- [REQUIRED TASK] Track down each line that has the word "page" and copy it.

- [MATERIALS PROVIDED]
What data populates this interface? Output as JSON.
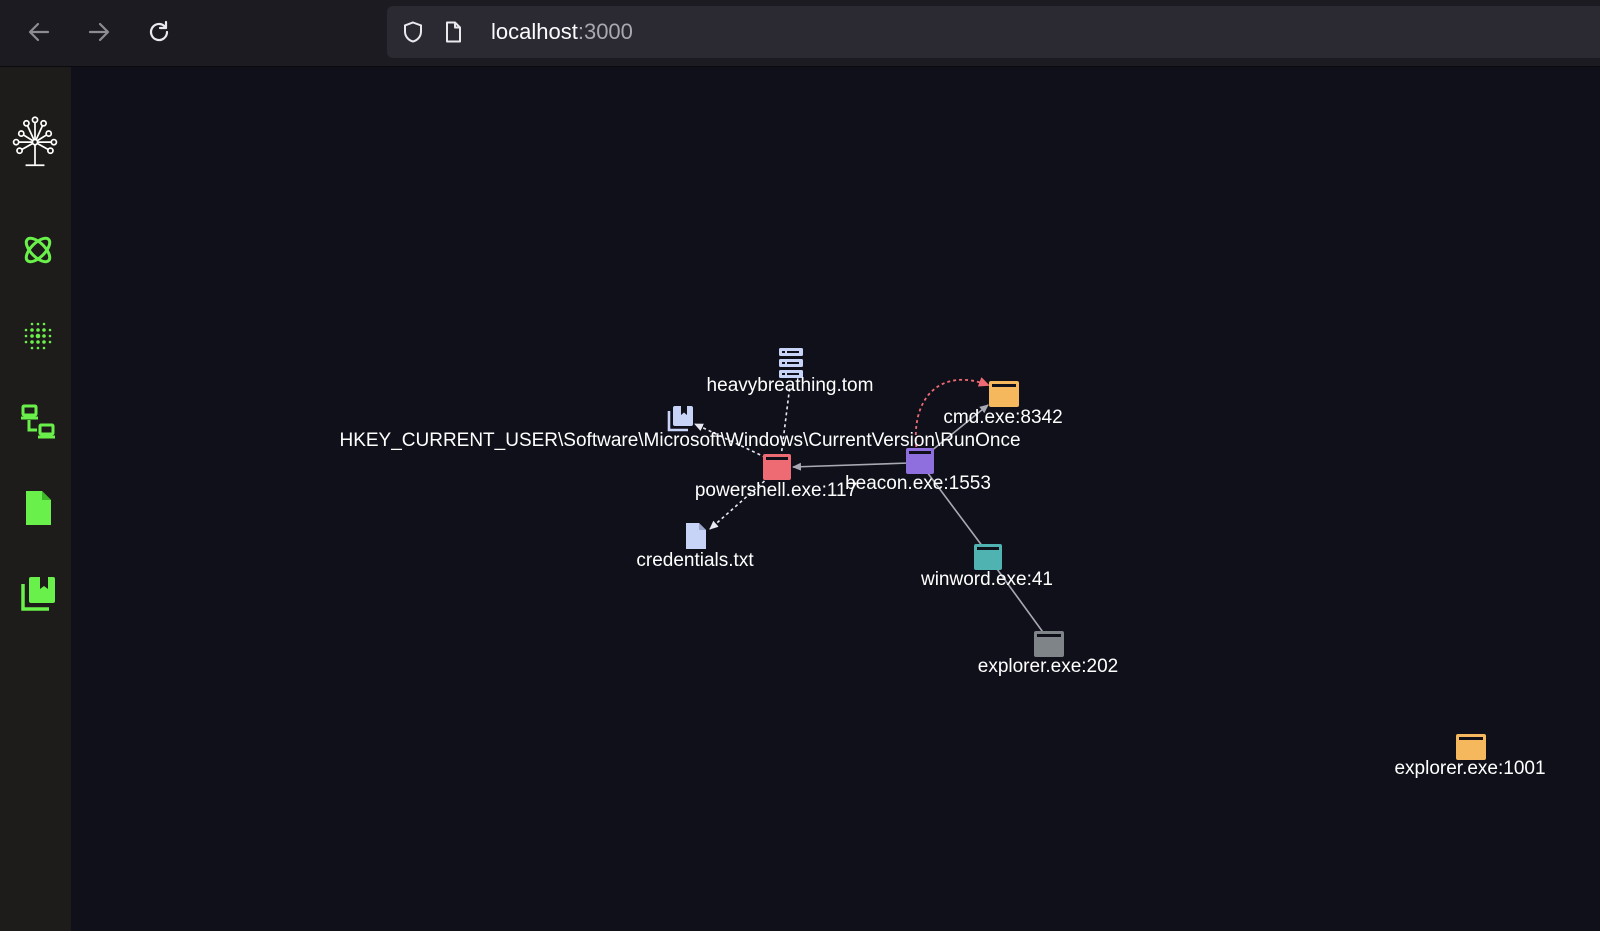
{
  "browser": {
    "url_host": "localhost",
    "url_port": ":3000",
    "back_icon": "arrow-left-icon",
    "forward_icon": "arrow-right-icon",
    "reload_icon": "reload-icon",
    "shield_icon": "shield-icon",
    "page_icon": "page-icon"
  },
  "sidebar": {
    "items": [
      {
        "icon": "tree-logo-icon",
        "color": "#ffffff"
      },
      {
        "icon": "atom-icon",
        "color": "#6af04a"
      },
      {
        "icon": "dots-grid-icon",
        "color": "#6af04a"
      },
      {
        "icon": "network-hosts-icon",
        "color": "#6af04a"
      },
      {
        "icon": "file-icon",
        "color": "#6af04a"
      },
      {
        "icon": "registry-bookmark-icon",
        "color": "#6af04a"
      }
    ]
  },
  "graph": {
    "nodes": [
      {
        "id": "heavybreathing",
        "label": "heavybreathing.tom",
        "type": "server",
        "color": "#c8d4f7"
      },
      {
        "id": "registry",
        "label": "HKEY_CURRENT_USER\\Software\\Microsoft\\Windows\\CurrentVersion\\RunOnce",
        "type": "registry",
        "color": "#c8d4f7"
      },
      {
        "id": "powershell",
        "label": "powershell.exe:117",
        "type": "process",
        "color": "#ef6b73"
      },
      {
        "id": "credentials",
        "label": "credentials.txt",
        "type": "file",
        "color": "#c8d4f7"
      },
      {
        "id": "beacon",
        "label": "beacon.exe:1553",
        "type": "process",
        "color": "#8f6ede"
      },
      {
        "id": "cmd",
        "label": "cmd.exe:8342",
        "type": "process",
        "color": "#f5b85c"
      },
      {
        "id": "winword",
        "label": "winword.exe:41",
        "type": "process",
        "color": "#4fb3b1"
      },
      {
        "id": "explorer202",
        "label": "explorer.exe:202",
        "type": "process",
        "color": "#7e8487"
      },
      {
        "id": "explorer1001",
        "label": "explorer.exe:1001",
        "type": "process",
        "color": "#f5b85c"
      }
    ],
    "edge_colors": {
      "solid": "#a9a9b3",
      "dashed": "#e9e9f3",
      "highlight": "#ef6b73"
    }
  }
}
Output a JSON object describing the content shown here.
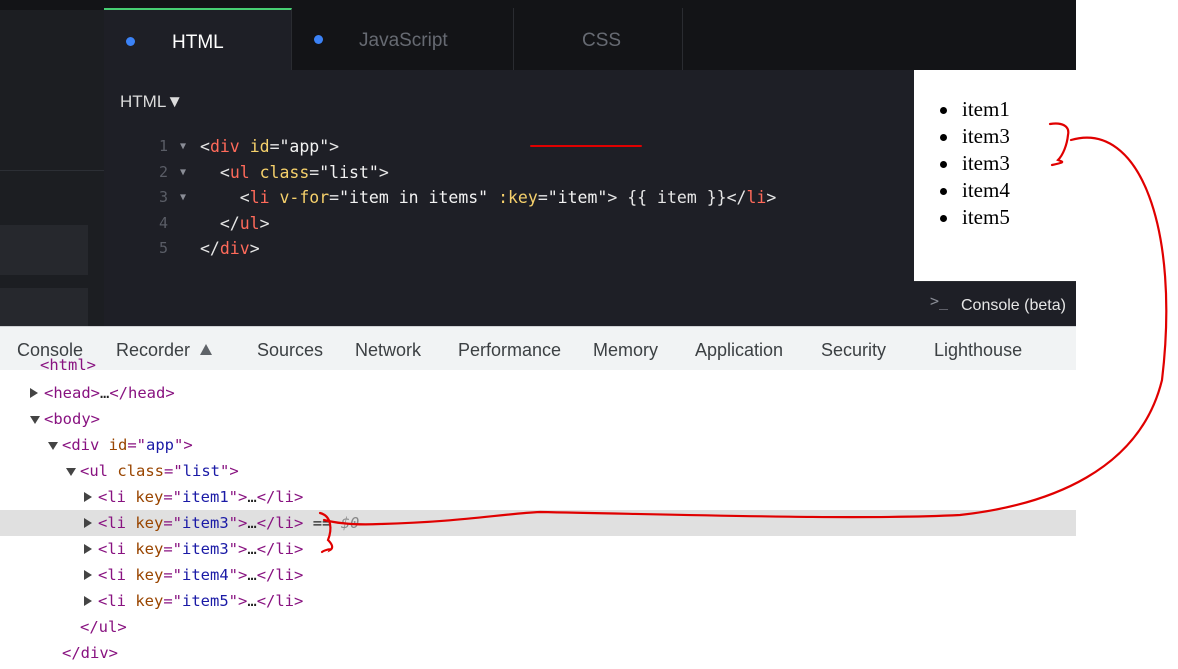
{
  "codepen": {
    "tabs": [
      {
        "label": "HTML",
        "active": true
      },
      {
        "label": "JavaScript",
        "active": false
      },
      {
        "label": "CSS",
        "active": false
      }
    ],
    "editor_title": "HTML▼",
    "code_lines": [
      {
        "num": "1",
        "parts": [
          [
            "c-br",
            "<"
          ],
          [
            "c-tag",
            "div"
          ],
          [
            "c-plain",
            " "
          ],
          [
            "c-attr",
            "id"
          ],
          [
            "c-br",
            "="
          ],
          [
            "c-val",
            "\"app\""
          ],
          [
            "c-br",
            ">"
          ]
        ]
      },
      {
        "num": "2",
        "parts": [
          [
            "c-plain",
            "  "
          ],
          [
            "c-br",
            "<"
          ],
          [
            "c-tag",
            "ul"
          ],
          [
            "c-plain",
            " "
          ],
          [
            "c-attr",
            "class"
          ],
          [
            "c-br",
            "="
          ],
          [
            "c-val",
            "\"list\""
          ],
          [
            "c-br",
            ">"
          ]
        ]
      },
      {
        "num": "3",
        "parts": [
          [
            "c-plain",
            "    "
          ],
          [
            "c-br",
            "<"
          ],
          [
            "c-tag",
            "li"
          ],
          [
            "c-plain",
            " "
          ],
          [
            "c-attr",
            "v-for"
          ],
          [
            "c-br",
            "="
          ],
          [
            "c-val",
            "\"item in items\""
          ],
          [
            "c-plain",
            " "
          ],
          [
            "c-attr",
            ":key"
          ],
          [
            "c-br",
            "="
          ],
          [
            "c-val",
            "\"item\""
          ],
          [
            "c-br",
            ">"
          ],
          [
            "c-plain",
            " {{ item }}"
          ],
          [
            "c-br",
            "</"
          ],
          [
            "c-tag",
            "li"
          ],
          [
            "c-br",
            ">"
          ]
        ]
      },
      {
        "num": "4",
        "parts": [
          [
            "c-plain",
            "  "
          ],
          [
            "c-br",
            "</"
          ],
          [
            "c-tag",
            "ul"
          ],
          [
            "c-br",
            ">"
          ]
        ]
      },
      {
        "num": "5",
        "parts": [
          [
            "c-br",
            "</"
          ],
          [
            "c-tag",
            "div"
          ],
          [
            "c-br",
            ">"
          ]
        ]
      }
    ],
    "preview_items": [
      "item1",
      "item3",
      "item3",
      "item4",
      "item5"
    ],
    "console_prompt": ">_",
    "console_label": "Console (beta)"
  },
  "devtools": {
    "tabs": [
      "Console",
      "Recorder",
      "Sources",
      "Network",
      "Performance",
      "Memory",
      "Application",
      "Security",
      "Lighthouse"
    ],
    "partial_top": "<html>",
    "nodes": [
      {
        "parts": [
          [
            "t-tag",
            "<head>"
          ],
          [
            "t-dim",
            "…"
          ],
          [
            "t-tag",
            "</head>"
          ]
        ]
      },
      {
        "parts": [
          [
            "t-tag",
            "<body>"
          ]
        ]
      },
      {
        "parts": [
          [
            "t-tag",
            "<div "
          ],
          [
            "t-attr",
            "id"
          ],
          [
            "t-tag",
            "=\""
          ],
          [
            "t-val",
            "app"
          ],
          [
            "t-tag",
            "\">"
          ]
        ]
      },
      {
        "parts": [
          [
            "t-tag",
            "<ul "
          ],
          [
            "t-attr",
            "class"
          ],
          [
            "t-tag",
            "=\""
          ],
          [
            "t-val",
            "list"
          ],
          [
            "t-tag",
            "\">"
          ]
        ]
      },
      {
        "parts": [
          [
            "t-tag",
            "<li "
          ],
          [
            "t-attr",
            "key"
          ],
          [
            "t-tag",
            "=\""
          ],
          [
            "t-val",
            "item1"
          ],
          [
            "t-tag",
            "\">"
          ],
          [
            "t-dim",
            "…"
          ],
          [
            "t-tag",
            "</li>"
          ]
        ]
      },
      {
        "parts": [
          [
            "t-tag",
            "<li "
          ],
          [
            "t-attr",
            "key"
          ],
          [
            "t-tag",
            "=\""
          ],
          [
            "t-val",
            "item3"
          ],
          [
            "t-tag",
            "\">"
          ],
          [
            "t-dim",
            "…"
          ],
          [
            "t-tag",
            "</li>"
          ],
          [
            "t-dim",
            " == "
          ],
          [
            "t-dollar",
            "$0"
          ]
        ]
      },
      {
        "parts": [
          [
            "t-tag",
            "<li "
          ],
          [
            "t-attr",
            "key"
          ],
          [
            "t-tag",
            "=\""
          ],
          [
            "t-val",
            "item3"
          ],
          [
            "t-tag",
            "\">"
          ],
          [
            "t-dim",
            "…"
          ],
          [
            "t-tag",
            "</li>"
          ]
        ]
      },
      {
        "parts": [
          [
            "t-tag",
            "<li "
          ],
          [
            "t-attr",
            "key"
          ],
          [
            "t-tag",
            "=\""
          ],
          [
            "t-val",
            "item4"
          ],
          [
            "t-tag",
            "\">"
          ],
          [
            "t-dim",
            "…"
          ],
          [
            "t-tag",
            "</li>"
          ]
        ]
      },
      {
        "parts": [
          [
            "t-tag",
            "<li "
          ],
          [
            "t-attr",
            "key"
          ],
          [
            "t-tag",
            "=\""
          ],
          [
            "t-val",
            "item5"
          ],
          [
            "t-tag",
            "\">"
          ],
          [
            "t-dim",
            "…"
          ],
          [
            "t-tag",
            "</li>"
          ]
        ]
      },
      {
        "parts": [
          [
            "t-tag",
            "</ul>"
          ]
        ]
      },
      {
        "parts": [
          [
            "t-tag",
            "</div>"
          ]
        ]
      }
    ]
  },
  "colors": {
    "annotation": "#e00000",
    "selection": "#e0e0e0",
    "tab_dot": "#3b82f6"
  }
}
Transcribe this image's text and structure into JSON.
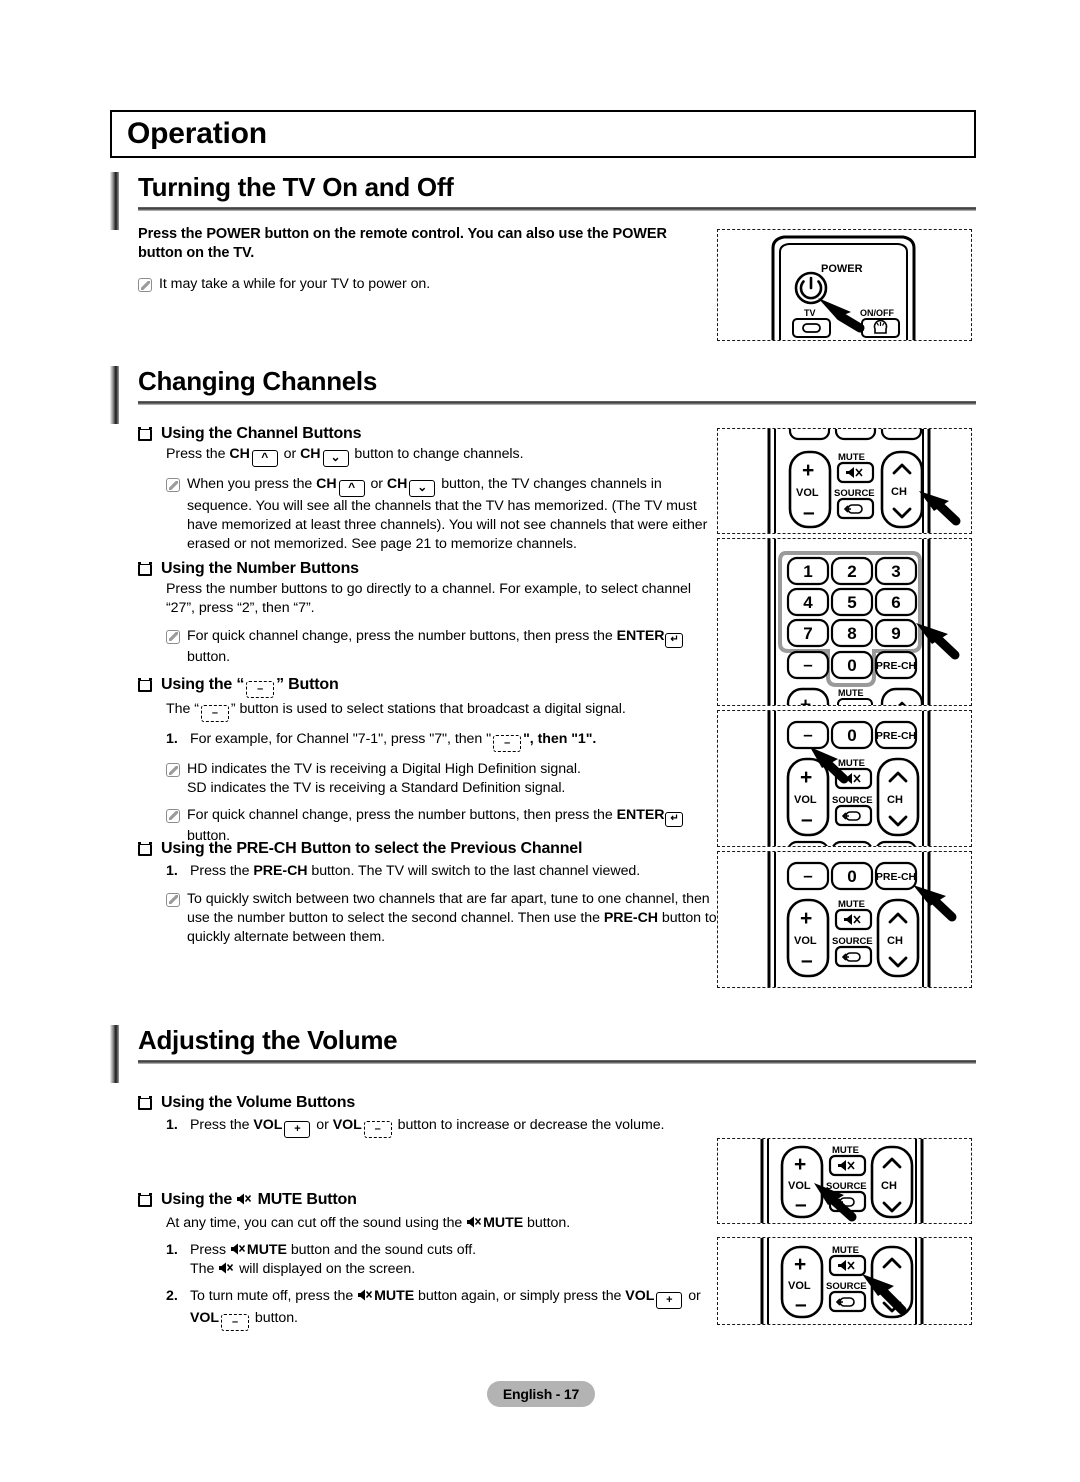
{
  "page": {
    "chapter_title": "Operation",
    "footer_label": "English - 17"
  },
  "sections": [
    {
      "id": "turning-tv-on-off",
      "heading": "Turning the TV On and Off",
      "intro": "Press the POWER button on the remote control. You can also use the POWER button on the TV.",
      "notes": [
        "It may take a while for your TV to power on."
      ]
    },
    {
      "id": "changing-channels",
      "heading": "Changing Channels"
    },
    {
      "id": "adjusting-volume",
      "heading": "Adjusting the Volume"
    }
  ],
  "channel_buttons": {
    "heading": "Using the Channel Buttons",
    "line1_a": "Press the ",
    "line1_ch": "CH",
    "line1_b": " or ",
    "line1_ch2": "CH",
    "line1_c": " button to change channels.",
    "note_a": "When you press the ",
    "note_ch": "CH",
    "note_b": " or ",
    "note_ch2": "CH",
    "note_c": " button, the TV changes channels in sequence. You will see all the channels that the TV has memorized. (The TV must have memorized at least three channels). You will not see channels that were either erased or not memorized. See page 21 to memorize channels."
  },
  "number_buttons": {
    "heading": "Using the Number Buttons",
    "body": "Press the number buttons to go directly to a channel. For example, to select channel “27”, press “2”, then “7”.",
    "note_a": "For quick channel change, press the number buttons, then press the ",
    "note_enter": "ENTER",
    "note_b": " button."
  },
  "dash_button": {
    "heading_pre": "Using the “",
    "heading_post": "” Button",
    "key_label": "–",
    "body_a": "The “",
    "body_b": "” button is used to select stations that broadcast a digital signal.",
    "step1_a": "For example, for Channel \"7-1\", press \"7\", then \"",
    "step1_b": "\", then \"1\".",
    "step1_num": "1.",
    "note1_line1": "HD indicates the TV is receiving a Digital High Definition signal.",
    "note1_line2": "SD indicates the TV is receiving a Standard Definition signal.",
    "note2_a": "For quick channel change, press the number buttons, then press the ",
    "note2_enter": "ENTER",
    "note2_b": " button."
  },
  "prech": {
    "heading": "Using the PRE-CH Button to select the Previous Channel",
    "step1_num": "1.",
    "step1_a": "Press the ",
    "step1_b": "PRE-CH",
    "step1_c": " button. The TV will switch to the last channel viewed.",
    "note_a": "To quickly switch between two channels that are far apart, tune to one channel, then use the number button to select the second channel. Then use the ",
    "note_b": "PRE-CH",
    "note_c": " button to quickly alternate between them."
  },
  "volume_buttons": {
    "heading": "Using the Volume Buttons",
    "step1_num": "1.",
    "step1_a": "Press the ",
    "step1_vol": "VOL",
    "step1_plus": "+",
    "step1_b": " or ",
    "step1_vol2": "VOL",
    "step1_minus": "–",
    "step1_c": " button to increase or decrease the volume."
  },
  "mute_button": {
    "heading_a": "Using the ",
    "heading_b": " MUTE Button",
    "body_a": "At any time, you can cut off the sound using the ",
    "body_mute": "MUTE",
    "body_b": " button.",
    "step1_num": "1.",
    "step1_a": "Press ",
    "step1_mute": "MUTE",
    "step1_b": " button and the sound cuts off.",
    "step1_line2_a": "The ",
    "step1_line2_b": " will displayed on the screen.",
    "step2_num": "2.",
    "step2_a": "To turn mute off, press the ",
    "step2_mute": "MUTE",
    "step2_b": " button again, or simply press the ",
    "step2_vol": "VOL",
    "step2_plus": "+",
    "step2_c": " or ",
    "step2_vol2": "VOL",
    "step2_minus": "–",
    "step2_d": " button."
  },
  "remote_diagrams": {
    "power": {
      "labels": {
        "power": "POWER",
        "tv": "TV",
        "onoff": "ON/OFF"
      }
    },
    "ch": {
      "labels": {
        "vol": "VOL",
        "mute": "MUTE",
        "source": "SOURCE",
        "ch": "CH",
        "plus": "+",
        "minus": "–"
      }
    },
    "keypad": {
      "keys": [
        "1",
        "2",
        "3",
        "4",
        "5",
        "6",
        "7",
        "8",
        "9",
        "–",
        "0",
        "PRE-CH"
      ],
      "labels": {
        "mute": "MUTE",
        "plus": "+"
      }
    },
    "dash": {
      "keys": [
        "–",
        "0",
        "PRE-CH"
      ],
      "labels": {
        "vol": "VOL",
        "mute": "MUTE",
        "source": "SOURCE",
        "ch": "CH",
        "plus": "+",
        "minus": "–"
      }
    },
    "prech": {
      "keys": [
        "–",
        "0",
        "PRE-CH"
      ],
      "labels": {
        "vol": "VOL",
        "mute": "MUTE",
        "source": "SOURCE",
        "ch": "CH",
        "plus": "+",
        "minus": "–"
      }
    },
    "vol": {
      "labels": {
        "vol": "VOL",
        "mute": "MUTE",
        "source": "SOURCE",
        "ch": "CH",
        "plus": "+",
        "minus": "–"
      }
    },
    "mute": {
      "labels": {
        "vol": "VOL",
        "mute": "MUTE",
        "source": "SOURCE",
        "plus": "+",
        "minus": "–"
      }
    }
  }
}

- [RESULT BELOW]
    "page_icon": "page-icon"
  "page": {
    "note_c": " button, the TV changes channels in sequence. You will see all the channels that the TV has memorized. (The TV must have memorized at least three channels). You will not see channels that were either erased or not memorized. See page 21 to memorize channels."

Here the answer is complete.